PASSAGE TO READ |
+ + + + +
A performance appraisal method that combines numerical rating scales with specific behavioral examples at each scale point, reducing subjectivity by anchoring each rating level to observable, job-relevant behaviors identified through systematic job analysis.
Key Takeaways
Think of BARS as a graphic rating scale that shows its work. Instead of asking a manager to rate an employee's 'customer service' on a scale of 1 to 5, BARS tells the manager exactly what customer service looks like at each level. Level 1 might read: 'Ignores customer inquiries for more than 24 hours and provides inaccurate information when responding.' Level 3: 'Responds to all customer inquiries within 8 hours and accurately resolves 80% of issues on first contact.' Level 5: 'Anticipates customer needs before they arise, maintains a 98%+ first-contact resolution rate, and receives unsolicited positive feedback from customers monthly.' Now the manager isn't interpreting what a '3' means. They're matching the employee's observed behavior against a specific description. Two different managers evaluating the same employee are much more likely to arrive at the same rating because they're comparing against the same behavioral benchmark. This precision is why BARS is considered the gold standard for evaluation accuracy. It's also why it's expensive to build. Those behavioral anchors don't write themselves. They come from systematic job analysis, interviews with subject matter experts, and iterative refinement.
Developing BARS is a structured process that typically takes 6-8 weeks per job family and involves job experts, HR professionals, and managers.
Conduct a job analysis to determine the 5-9 key performance dimensions for the role. For a customer service representative, dimensions might include: response timeliness, problem resolution accuracy, communication clarity, product knowledge, and escalation judgment. Each dimension should be distinct (not overlapping) and observable (not an internal trait like 'attitude'). Involve experienced employees and managers in defining these dimensions to ensure job relevance.
Gather 50-100+ specific examples of effective and ineffective behavior for each performance dimension. Use structured interviews with subject matter experts, review incident documentation, and analyze customer feedback data. For 'response timeliness,' examples might range from 'left a voicemail unreturned for three business days' (poor) to 'called the customer back within 15 minutes during peak volume' (excellent). The more real incidents you collect, the stronger your anchors will be.
+ + + + +
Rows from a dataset

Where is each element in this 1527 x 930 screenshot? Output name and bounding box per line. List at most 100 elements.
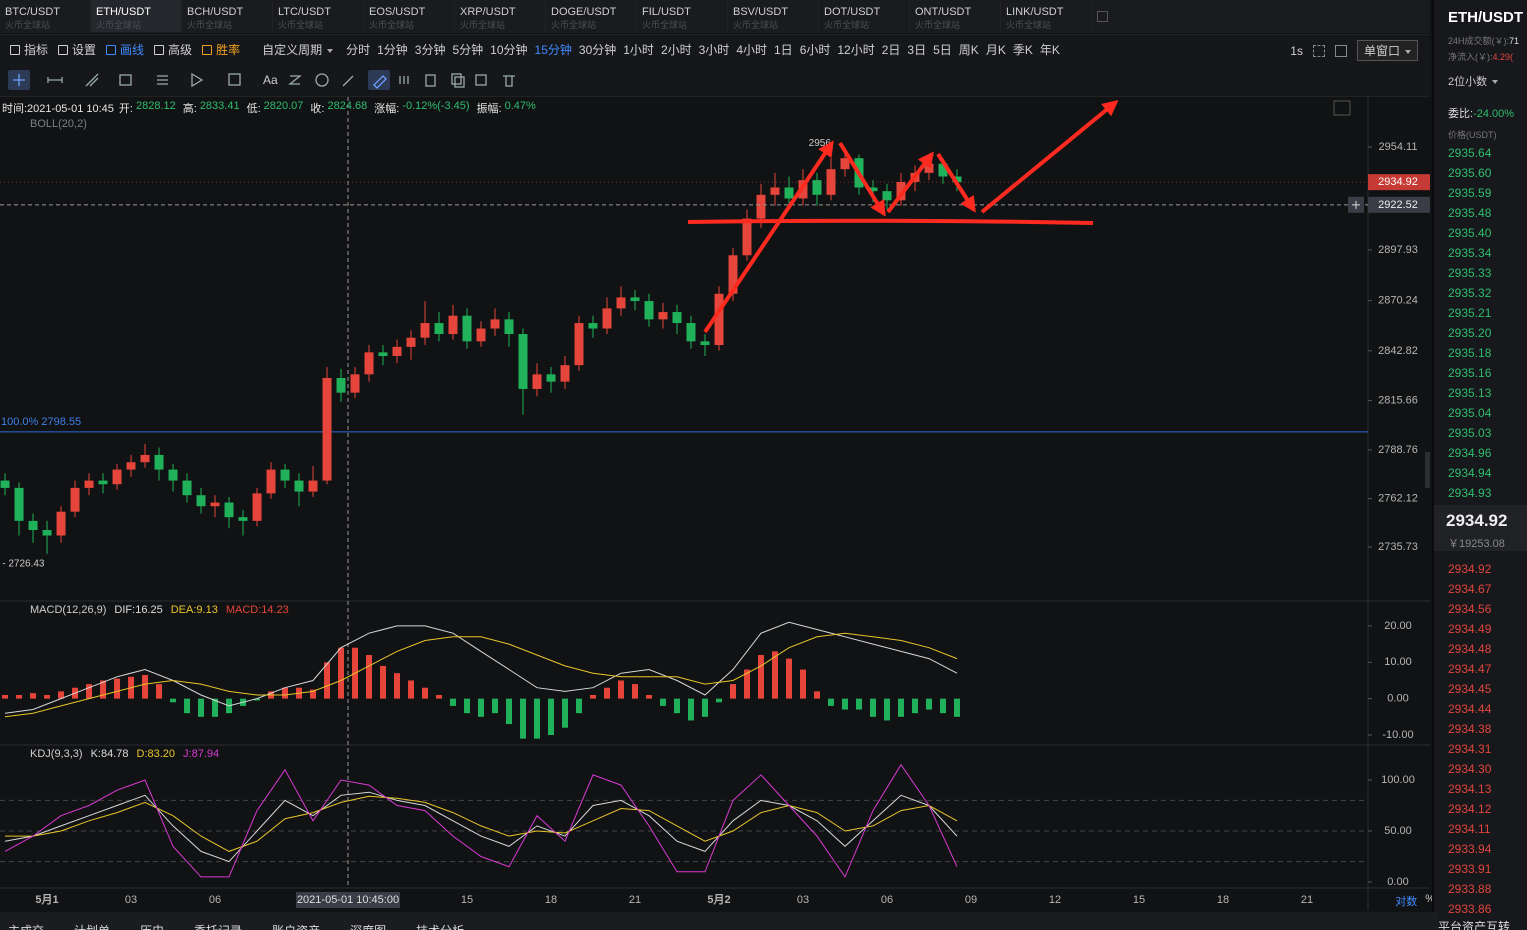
y-tick-label: 2735.73 — [1378, 541, 1418, 553]
ask-price: 2935.48 — [1448, 206, 1492, 220]
bottom-tab[interactable]: 计划单 — [74, 922, 110, 930]
fullscreen-icon[interactable] — [1312, 44, 1325, 57]
candle-body — [238, 517, 248, 521]
custom-period[interactable]: 自定义周期 — [262, 41, 333, 58]
info-label: 开: — [118, 103, 133, 115]
pair-tab[interactable]: BSV/USDT 火币全球站 — [728, 0, 819, 32]
bottom-tab[interactable]: 账户资产 — [272, 922, 320, 930]
period[interactable]: 1日 — [774, 43, 793, 57]
bid-price: 2934.45 — [1448, 682, 1492, 696]
pair-tab[interactable]: ETH/USDT 火币全球站 — [91, 0, 182, 32]
bottom-tab[interactable]: 历史 — [140, 922, 164, 930]
period[interactable]: 周K — [958, 43, 979, 57]
period[interactable]: 3分钟 — [414, 43, 446, 57]
y-tick-label: 2762.12 — [1378, 493, 1418, 505]
candle-body — [448, 315, 458, 335]
refresh[interactable]: 1s — [1290, 43, 1303, 58]
tool-button[interactable]: 画线 — [106, 41, 144, 58]
macd-bar — [897, 698, 904, 717]
pair-tab[interactable]: XRP/USDT 火币全球站 — [455, 0, 546, 32]
text-tool[interactable]: Aa — [263, 73, 278, 87]
indicator-title[interactable]: KDJ(9,3,3) — [30, 748, 83, 760]
last-box — [1434, 505, 1527, 551]
period[interactable]: 1小时 — [623, 43, 654, 57]
pair-tab[interactable]: LTC/USDT 火币全球站 — [273, 0, 364, 32]
period[interactable]: 12小时 — [837, 43, 875, 57]
period[interactable]: 分时 — [346, 43, 371, 57]
x-tick-label: 5月1 — [35, 893, 58, 906]
period[interactable]: 30分钟 — [578, 43, 617, 57]
tool-button[interactable]: 胜率 — [202, 41, 240, 58]
candle-body — [434, 323, 444, 335]
period[interactable]: 4小时 — [736, 43, 767, 57]
period[interactable]: 5分钟 — [452, 43, 484, 57]
tool-button[interactable]: 高级 — [154, 41, 192, 58]
pair-tab[interactable]: ONT/USDT 火币全球站 — [910, 0, 1001, 32]
axis-option[interactable]: % — [1425, 893, 1435, 905]
tab-pair: FIL/USDT — [642, 6, 691, 18]
tab-exchange: 火币全球站 — [733, 20, 779, 30]
candle-body — [588, 323, 598, 329]
last-price-label: 2934.92 — [1378, 176, 1418, 188]
macd-bar — [869, 698, 876, 717]
tab-pair: ETH/USDT — [96, 6, 151, 18]
candle-body — [182, 480, 192, 496]
side-handle[interactable] — [1425, 452, 1430, 488]
pair-tab[interactable]: BTC/USDT 火币全球站 — [0, 0, 91, 32]
macd-bar — [492, 698, 499, 714]
period[interactable]: 2小时 — [660, 43, 692, 57]
period[interactable]: 年K — [1039, 43, 1060, 57]
main-indicator[interactable]: BOLL(20,2) — [30, 118, 87, 130]
pair-tab[interactable]: DOGE/USDT 火币全球站 — [546, 0, 637, 32]
tab-pair: LINK/USDT — [1006, 6, 1064, 18]
info-value: 2824.68 — [327, 100, 368, 112]
period[interactable]: 1分钟 — [377, 43, 408, 57]
period[interactable]: 季K — [1012, 43, 1033, 57]
period[interactable]: 5日 — [933, 43, 952, 57]
period[interactable]: 月K — [985, 43, 1006, 57]
bottom-tab[interactable]: 深度图 — [350, 922, 386, 930]
tool-button[interactable]: 指标 — [10, 41, 48, 58]
indicator-title[interactable]: MACD(12,26,9) — [30, 604, 107, 616]
transfer[interactable]: 平台资产互转 — [1438, 920, 1511, 930]
x-tick-label: 21 — [1301, 894, 1313, 906]
kdj-header: KDJ(9,3,3) K:84.78 D:83.20 J:87.94 — [30, 748, 219, 760]
info-value: 2820.07 — [263, 100, 304, 112]
period[interactable]: 6小时 — [799, 43, 831, 57]
period[interactable]: 3日 — [907, 43, 927, 57]
bottom-tab[interactable]: 主成交 — [8, 922, 44, 930]
period[interactable]: 15分钟 — [534, 43, 572, 57]
bid-price: 2934.48 — [1448, 642, 1492, 656]
axis-option[interactable]: 对数 — [1395, 896, 1418, 908]
info-label: 高: — [182, 103, 197, 115]
pair-tab[interactable]: EOS/USDT 火币全球站 — [364, 0, 455, 32]
bottom-tab[interactable]: 技术分析 — [416, 922, 464, 930]
macd-bar — [408, 680, 415, 699]
macd-bar — [729, 684, 736, 699]
period[interactable]: 2日 — [881, 43, 901, 57]
add-tab[interactable] — [1097, 11, 1108, 22]
candle-body — [714, 293, 724, 346]
pair-tab[interactable]: DOT/USDT 火币全球站 — [819, 0, 910, 32]
pair-tab[interactable]: BCH/USDT 火币全球站 — [182, 0, 273, 32]
window-select[interactable]: 单窗口 — [1356, 40, 1418, 61]
candle-body — [798, 180, 808, 199]
candle-body — [742, 218, 752, 256]
bottom-tab[interactable]: 委托记录 — [194, 922, 242, 930]
candle-body — [0, 480, 10, 488]
ask-price: 2935.21 — [1448, 306, 1492, 320]
period[interactable]: 3小时 — [698, 43, 730, 57]
pair-tab[interactable]: LINK/USDT 火币全球站 — [1001, 0, 1092, 32]
snapshot-icon[interactable] — [1334, 44, 1347, 57]
expand-icon[interactable] — [1333, 100, 1351, 116]
period[interactable]: 10分钟 — [490, 43, 528, 57]
x-tick-label: 09 — [965, 894, 977, 906]
macd-bar — [478, 698, 485, 717]
decimals[interactable]: 2位小数 — [1448, 73, 1498, 89]
pair-tab[interactable]: FIL/USDT 火币全球站 — [637, 0, 728, 32]
candle-body — [406, 337, 416, 347]
tool-button[interactable]: 设置 — [58, 41, 96, 58]
indicator-readout: D:83.20 — [136, 748, 176, 760]
candle-body — [224, 502, 234, 518]
macd-bar — [827, 698, 834, 706]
+ + + + +
EXERCISE PROMPT | Reproduce the passage on behaviorally anchored rating scales word for word from "A performance appraisal" to "systematic job analysis.".

RESPONSE BELOW |
A performance appraisal method that combines numerical rating scales with specific behavioral examples at each scale point, reducing subjectivity by anchoring each rating level to observable, job-relevant behaviors identified through systematic job analysis.